Could you give the data below again, exactly and completely?

══ Source data

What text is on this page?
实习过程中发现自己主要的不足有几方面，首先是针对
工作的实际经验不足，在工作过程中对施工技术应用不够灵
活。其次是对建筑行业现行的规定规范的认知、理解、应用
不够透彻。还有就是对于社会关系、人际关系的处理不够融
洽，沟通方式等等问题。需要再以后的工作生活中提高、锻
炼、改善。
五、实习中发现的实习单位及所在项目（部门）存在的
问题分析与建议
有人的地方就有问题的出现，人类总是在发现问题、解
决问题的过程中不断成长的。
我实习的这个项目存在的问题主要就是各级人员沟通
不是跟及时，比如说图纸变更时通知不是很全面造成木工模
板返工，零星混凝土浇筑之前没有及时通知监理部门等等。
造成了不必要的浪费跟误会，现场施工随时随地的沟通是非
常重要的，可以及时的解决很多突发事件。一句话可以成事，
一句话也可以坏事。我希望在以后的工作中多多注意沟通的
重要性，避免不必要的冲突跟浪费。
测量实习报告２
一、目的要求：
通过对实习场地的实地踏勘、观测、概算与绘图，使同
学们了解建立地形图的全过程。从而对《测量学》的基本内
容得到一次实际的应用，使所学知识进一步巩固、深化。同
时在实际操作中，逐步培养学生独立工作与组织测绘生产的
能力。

════

• [In response]
What text is on this page?
实习过程中发现自己主要的不足有几方面，首先是针对
工作的实际经验不足，在工作过程中对施工技术应用不够灵
活。其次是对建筑行业现行的规定规范的认知、理解、应用
不够透彻。还有就是对于社会关系、人际关系的处理不够融
洽，沟通方式等等问题。需要再以后的工作生活中提高、锻
炼、改善。
五、实习中发现的实习单位及所在项目（部门）存在的
问题分析与建议
有人的地方就有问题的出现，人类总是在发现问题、解
决问题的过程中不断成长的。
我实习的这个项目存在的问题主要就是各级人员沟通
不是跟及时，比如说图纸变更时通知不是很全面造成木工模
板返工，零星混凝土浇筑之前没有及时通知监理部门等等。
造成了不必要的浪费跟误会，现场施工随时随地的沟通是非
常重要的，可以及时的解决很多突发事件。一句话可以成事，
一句话也可以坏事。我希望在以后的工作中多多注意沟通的
重要性，避免不必要的冲突跟浪费。
测量实习报告２
一、目的要求：
通过对实习场地的实地踏勘、观测、概算与绘图，使同
学们了解建立地形图的全过程。从而对《测量学》的基本内
容得到一次实际的应用，使所学知识进一步巩固、深化。同
时在实际操作中，逐步培养学生独立工作与组织测绘生产的
能力。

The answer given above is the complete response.